▶ **EXTRAIT DU DOCUMENT**:
########
Le secteur des arts et de la culture vous est cher. Comment analysez-vous que ce secteur soit le grand oublié du budget de ce gouvernement ?
C’est une erreur stratégique. La culture n’est pas un luxe, c’est un levier de cohésion, d’émancipation, d’économie… Oublier la culture dans un moment de crise, c’est affaiblir notre capacité à créer du lien. Les artistes mauriciens ont prouvé leur résilience, leur inventivité. Mais sans soutien structurant, ils s’épuisent. On ne peut pas bâtir une nation moderne sans porter sa mémoire, sa langue, sa créativité. Et surtout, on oublie trop souvent une chose essentielle : derrière chaque création, chaque scène, chaque exposition, il y a des femmes et des hommes qui vivent de ce métier. Techniciens, artistes, auteurs, producteurs… Que leur dit-on aujourd’hui en les rayant du budget ? Qu’ils ne comptent pas ? Que leur travail n’a pas de valeur ?
########
▶ **INFORMATIONS FOURNIES**:

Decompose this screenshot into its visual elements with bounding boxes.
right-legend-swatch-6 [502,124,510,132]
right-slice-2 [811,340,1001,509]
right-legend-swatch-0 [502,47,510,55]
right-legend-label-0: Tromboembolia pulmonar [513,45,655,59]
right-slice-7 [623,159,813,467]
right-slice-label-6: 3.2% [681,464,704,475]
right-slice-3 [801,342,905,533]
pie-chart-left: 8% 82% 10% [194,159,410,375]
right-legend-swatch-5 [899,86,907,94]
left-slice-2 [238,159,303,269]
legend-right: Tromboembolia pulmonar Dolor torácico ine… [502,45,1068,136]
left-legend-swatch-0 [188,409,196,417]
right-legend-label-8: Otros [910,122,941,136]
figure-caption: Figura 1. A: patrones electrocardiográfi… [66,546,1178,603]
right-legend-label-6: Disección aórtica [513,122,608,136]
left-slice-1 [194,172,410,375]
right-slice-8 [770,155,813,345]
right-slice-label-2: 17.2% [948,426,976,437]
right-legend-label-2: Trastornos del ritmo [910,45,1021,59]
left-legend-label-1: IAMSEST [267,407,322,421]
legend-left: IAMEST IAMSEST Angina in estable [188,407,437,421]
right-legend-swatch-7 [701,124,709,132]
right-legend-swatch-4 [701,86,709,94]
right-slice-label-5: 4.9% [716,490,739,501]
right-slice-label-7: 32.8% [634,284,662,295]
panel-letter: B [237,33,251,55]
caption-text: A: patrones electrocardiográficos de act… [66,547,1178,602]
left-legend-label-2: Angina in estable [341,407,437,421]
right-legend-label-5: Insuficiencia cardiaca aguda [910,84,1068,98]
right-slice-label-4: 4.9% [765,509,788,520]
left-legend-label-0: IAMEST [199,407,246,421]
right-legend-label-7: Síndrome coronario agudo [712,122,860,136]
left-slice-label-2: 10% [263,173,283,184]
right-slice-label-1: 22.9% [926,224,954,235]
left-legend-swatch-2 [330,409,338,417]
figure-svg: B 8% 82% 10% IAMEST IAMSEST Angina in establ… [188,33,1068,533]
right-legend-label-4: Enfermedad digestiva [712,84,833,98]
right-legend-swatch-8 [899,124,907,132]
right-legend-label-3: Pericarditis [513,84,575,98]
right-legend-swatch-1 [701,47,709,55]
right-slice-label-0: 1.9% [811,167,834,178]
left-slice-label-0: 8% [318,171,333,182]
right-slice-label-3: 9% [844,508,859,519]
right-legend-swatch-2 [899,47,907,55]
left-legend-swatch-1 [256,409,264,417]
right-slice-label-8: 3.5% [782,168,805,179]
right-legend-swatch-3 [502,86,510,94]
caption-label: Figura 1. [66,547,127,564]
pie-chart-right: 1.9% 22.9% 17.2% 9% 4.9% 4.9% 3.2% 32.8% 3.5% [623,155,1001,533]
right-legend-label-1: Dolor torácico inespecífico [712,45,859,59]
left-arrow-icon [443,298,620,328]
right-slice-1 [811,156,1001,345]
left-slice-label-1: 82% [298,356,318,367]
########
▶ **À FAIRE**: Recopiez mot pour mot le passage de l'entretien sur la culture qui va de « C’est une erreur » jusqu'à « de valeur ? ». Vous n'aurez pas besoin des enregistrements.

▶ **RÉSULTAT ATTENDU**:
C’est une erreur stratégique. La culture n’est pas un luxe, c’est un levier de cohésion, d’émancipation, d’économie… Oublier la culture dans un moment de crise, c’est affaiblir notre capacité à créer du lien. Les artistes mauriciens ont prouvé leur résilience, leur inventivité. Mais sans soutien structurant, ils s’épuisent. On ne peut pas bâtir une nation moderne sans porter sa mémoire, sa langue, sa créativité. Et surtout, on oublie trop souvent une chose essentielle : derrière chaque création, chaque scène, chaque exposition, il y a des femmes et des hommes qui vivent de ce métier. Techniciens, artistes, auteurs, producteurs… Que leur dit-on aujourd’hui en les rayant du budget ? Qu’ils ne comptent pas ? Que leur travail n’a pas de valeur ?